======== LISTED RECORDS ========

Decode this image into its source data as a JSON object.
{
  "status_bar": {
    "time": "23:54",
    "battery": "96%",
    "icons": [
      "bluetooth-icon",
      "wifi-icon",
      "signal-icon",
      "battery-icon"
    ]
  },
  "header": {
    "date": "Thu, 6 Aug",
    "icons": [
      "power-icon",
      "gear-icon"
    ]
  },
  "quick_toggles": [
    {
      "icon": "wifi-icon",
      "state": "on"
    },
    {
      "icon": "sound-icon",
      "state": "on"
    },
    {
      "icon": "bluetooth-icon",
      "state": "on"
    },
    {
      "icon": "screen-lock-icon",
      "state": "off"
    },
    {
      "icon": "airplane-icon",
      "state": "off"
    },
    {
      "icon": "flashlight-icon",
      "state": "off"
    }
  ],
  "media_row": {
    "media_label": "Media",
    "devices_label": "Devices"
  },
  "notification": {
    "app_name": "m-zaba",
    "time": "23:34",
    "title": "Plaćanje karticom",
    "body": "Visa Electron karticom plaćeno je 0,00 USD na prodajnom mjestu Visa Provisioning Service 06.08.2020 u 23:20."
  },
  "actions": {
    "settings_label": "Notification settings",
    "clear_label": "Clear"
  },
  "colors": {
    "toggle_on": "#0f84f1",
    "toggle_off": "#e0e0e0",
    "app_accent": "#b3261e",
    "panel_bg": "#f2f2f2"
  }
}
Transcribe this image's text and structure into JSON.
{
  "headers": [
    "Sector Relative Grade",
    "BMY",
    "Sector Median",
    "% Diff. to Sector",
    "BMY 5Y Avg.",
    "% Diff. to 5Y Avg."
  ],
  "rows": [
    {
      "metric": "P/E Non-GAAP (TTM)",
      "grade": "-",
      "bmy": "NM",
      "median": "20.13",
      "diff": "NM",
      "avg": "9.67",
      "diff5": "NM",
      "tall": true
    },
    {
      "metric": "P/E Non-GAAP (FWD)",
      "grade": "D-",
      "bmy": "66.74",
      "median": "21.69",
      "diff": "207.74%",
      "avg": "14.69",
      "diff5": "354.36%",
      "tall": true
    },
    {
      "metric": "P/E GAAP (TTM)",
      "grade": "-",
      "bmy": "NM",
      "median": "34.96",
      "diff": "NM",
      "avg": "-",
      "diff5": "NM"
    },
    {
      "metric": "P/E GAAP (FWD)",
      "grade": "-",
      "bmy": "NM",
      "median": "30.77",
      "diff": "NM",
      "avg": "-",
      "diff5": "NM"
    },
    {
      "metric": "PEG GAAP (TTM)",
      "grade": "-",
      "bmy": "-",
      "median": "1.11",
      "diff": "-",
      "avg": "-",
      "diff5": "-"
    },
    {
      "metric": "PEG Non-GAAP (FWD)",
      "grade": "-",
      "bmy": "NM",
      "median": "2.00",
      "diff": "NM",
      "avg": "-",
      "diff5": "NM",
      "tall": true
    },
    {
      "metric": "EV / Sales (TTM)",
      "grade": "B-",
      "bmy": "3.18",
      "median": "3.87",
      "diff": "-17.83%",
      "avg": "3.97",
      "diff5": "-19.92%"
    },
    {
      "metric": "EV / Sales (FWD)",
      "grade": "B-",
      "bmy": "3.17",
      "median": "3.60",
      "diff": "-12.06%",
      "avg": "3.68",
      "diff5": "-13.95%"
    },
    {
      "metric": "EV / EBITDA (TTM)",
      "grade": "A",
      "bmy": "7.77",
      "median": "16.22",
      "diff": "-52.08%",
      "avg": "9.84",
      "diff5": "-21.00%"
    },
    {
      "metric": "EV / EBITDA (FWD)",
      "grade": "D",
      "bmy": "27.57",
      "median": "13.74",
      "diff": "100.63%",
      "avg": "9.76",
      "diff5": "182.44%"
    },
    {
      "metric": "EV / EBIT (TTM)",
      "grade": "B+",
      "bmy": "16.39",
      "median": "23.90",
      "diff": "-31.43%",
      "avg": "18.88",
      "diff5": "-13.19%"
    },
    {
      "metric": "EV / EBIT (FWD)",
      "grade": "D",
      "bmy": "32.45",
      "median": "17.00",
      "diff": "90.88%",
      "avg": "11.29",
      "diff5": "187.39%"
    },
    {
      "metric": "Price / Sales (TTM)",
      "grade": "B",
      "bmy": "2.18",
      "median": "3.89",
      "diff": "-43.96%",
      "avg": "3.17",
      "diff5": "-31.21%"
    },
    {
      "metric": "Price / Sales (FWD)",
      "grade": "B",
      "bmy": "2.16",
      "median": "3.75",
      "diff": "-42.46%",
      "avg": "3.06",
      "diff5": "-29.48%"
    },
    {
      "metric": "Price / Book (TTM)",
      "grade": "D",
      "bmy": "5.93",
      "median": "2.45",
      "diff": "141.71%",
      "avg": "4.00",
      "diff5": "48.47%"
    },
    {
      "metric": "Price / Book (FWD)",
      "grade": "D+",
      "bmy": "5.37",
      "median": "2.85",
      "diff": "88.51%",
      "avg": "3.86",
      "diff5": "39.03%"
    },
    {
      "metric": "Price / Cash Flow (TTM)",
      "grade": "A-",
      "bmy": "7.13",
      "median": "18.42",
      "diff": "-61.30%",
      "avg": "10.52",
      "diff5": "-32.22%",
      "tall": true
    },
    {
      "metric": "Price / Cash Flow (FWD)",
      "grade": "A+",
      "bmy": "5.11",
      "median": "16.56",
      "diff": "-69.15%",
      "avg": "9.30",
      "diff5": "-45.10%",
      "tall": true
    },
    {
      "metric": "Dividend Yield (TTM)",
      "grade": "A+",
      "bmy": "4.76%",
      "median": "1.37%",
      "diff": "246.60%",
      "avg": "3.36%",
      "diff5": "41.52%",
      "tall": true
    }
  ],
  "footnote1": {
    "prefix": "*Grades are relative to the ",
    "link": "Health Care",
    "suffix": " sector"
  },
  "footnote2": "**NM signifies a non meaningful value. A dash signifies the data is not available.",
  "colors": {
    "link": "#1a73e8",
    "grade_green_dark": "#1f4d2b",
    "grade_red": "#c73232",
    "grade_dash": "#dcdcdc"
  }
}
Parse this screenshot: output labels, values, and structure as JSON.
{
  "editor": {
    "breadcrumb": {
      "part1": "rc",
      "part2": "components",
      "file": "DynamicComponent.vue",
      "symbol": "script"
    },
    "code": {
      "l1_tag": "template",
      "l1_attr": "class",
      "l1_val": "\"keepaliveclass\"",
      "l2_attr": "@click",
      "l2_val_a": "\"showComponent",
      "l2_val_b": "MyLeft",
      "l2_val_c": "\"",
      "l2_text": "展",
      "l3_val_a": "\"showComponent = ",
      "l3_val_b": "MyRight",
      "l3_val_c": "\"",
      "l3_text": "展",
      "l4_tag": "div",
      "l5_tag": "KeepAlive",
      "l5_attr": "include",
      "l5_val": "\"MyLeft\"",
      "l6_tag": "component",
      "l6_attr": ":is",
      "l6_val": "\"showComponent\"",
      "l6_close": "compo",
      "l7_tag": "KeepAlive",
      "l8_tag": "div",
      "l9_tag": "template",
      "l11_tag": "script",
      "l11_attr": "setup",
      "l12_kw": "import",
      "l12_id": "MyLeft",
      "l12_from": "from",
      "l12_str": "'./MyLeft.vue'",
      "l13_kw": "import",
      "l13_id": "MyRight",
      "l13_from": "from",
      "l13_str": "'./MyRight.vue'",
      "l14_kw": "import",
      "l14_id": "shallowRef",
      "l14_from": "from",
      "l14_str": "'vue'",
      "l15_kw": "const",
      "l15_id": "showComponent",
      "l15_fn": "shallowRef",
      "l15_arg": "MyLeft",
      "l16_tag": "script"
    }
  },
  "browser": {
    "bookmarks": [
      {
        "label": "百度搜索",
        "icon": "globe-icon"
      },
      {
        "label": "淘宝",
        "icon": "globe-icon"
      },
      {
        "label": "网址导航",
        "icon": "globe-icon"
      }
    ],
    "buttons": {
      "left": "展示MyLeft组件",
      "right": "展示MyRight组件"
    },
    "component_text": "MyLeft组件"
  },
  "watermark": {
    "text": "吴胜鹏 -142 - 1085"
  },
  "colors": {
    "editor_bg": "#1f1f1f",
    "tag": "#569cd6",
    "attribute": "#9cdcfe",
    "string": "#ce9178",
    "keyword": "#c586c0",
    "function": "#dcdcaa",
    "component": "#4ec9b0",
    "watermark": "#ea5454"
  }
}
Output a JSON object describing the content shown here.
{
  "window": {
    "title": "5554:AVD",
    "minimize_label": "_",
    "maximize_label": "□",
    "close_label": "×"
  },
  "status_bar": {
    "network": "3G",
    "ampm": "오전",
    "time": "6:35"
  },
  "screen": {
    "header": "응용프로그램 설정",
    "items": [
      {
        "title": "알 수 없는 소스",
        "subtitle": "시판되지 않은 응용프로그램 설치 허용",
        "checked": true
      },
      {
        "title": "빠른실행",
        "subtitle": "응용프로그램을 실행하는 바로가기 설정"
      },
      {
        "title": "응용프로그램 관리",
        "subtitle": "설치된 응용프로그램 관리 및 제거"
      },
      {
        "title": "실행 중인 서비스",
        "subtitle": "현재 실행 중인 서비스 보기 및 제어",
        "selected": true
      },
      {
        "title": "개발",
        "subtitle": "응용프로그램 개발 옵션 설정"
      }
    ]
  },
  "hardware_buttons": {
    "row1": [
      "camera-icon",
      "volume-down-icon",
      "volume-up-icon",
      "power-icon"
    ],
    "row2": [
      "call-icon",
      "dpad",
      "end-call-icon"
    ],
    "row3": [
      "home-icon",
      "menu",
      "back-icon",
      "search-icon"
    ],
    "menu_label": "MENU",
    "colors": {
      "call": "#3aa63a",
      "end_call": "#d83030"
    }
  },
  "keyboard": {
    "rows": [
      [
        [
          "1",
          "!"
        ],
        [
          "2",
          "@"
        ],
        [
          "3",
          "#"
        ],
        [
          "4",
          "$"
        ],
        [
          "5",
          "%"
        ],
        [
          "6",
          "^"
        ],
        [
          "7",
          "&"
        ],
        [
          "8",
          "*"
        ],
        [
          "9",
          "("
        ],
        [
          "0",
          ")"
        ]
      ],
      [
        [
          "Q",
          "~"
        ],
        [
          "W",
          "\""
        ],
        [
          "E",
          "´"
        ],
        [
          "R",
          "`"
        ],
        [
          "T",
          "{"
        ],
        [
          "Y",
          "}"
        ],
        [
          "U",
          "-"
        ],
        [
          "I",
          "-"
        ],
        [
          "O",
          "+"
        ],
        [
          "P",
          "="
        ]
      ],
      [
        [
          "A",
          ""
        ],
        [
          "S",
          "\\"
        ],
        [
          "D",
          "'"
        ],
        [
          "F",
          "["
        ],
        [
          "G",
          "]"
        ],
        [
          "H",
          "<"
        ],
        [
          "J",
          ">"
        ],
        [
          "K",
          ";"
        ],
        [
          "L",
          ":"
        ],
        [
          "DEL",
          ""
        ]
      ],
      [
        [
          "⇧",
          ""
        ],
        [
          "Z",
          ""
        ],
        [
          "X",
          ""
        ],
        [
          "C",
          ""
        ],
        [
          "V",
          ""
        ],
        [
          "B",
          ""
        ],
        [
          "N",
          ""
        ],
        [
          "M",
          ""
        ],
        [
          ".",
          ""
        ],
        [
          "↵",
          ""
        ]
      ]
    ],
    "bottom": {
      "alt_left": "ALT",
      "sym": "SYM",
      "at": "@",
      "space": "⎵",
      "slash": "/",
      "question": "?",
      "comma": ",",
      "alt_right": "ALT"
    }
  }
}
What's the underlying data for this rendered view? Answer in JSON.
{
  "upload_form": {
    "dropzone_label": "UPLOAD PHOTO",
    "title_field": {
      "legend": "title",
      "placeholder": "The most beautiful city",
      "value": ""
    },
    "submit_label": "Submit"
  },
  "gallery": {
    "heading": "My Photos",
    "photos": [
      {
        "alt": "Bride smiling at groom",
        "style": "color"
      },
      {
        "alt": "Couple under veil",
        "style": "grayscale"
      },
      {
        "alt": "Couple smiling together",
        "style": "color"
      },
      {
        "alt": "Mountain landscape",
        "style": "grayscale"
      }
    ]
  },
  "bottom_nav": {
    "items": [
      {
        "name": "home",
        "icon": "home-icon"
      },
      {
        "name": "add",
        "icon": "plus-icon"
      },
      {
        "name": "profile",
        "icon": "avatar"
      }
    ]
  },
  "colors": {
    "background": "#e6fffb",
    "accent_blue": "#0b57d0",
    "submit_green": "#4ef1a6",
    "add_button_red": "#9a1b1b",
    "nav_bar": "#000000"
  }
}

========

AIM OF THE EXERCISE »
Look through the listing and extract every line with "subtitle" in it.

OUTPUT FOR THIS TASK »
        "subtitle": "시판되지 않은 응용프로그램 설치 허용",
        "subtitle": "응용프로그램을 실행하는 바로가기 설정"
        "subtitle": "설치된 응용프로그램 관리 및 제거"
        "subtitle": "현재 실행 중인 서비스 보기 및 제어",
        "subtitle": "응용프로그램 개발 옵션 설정"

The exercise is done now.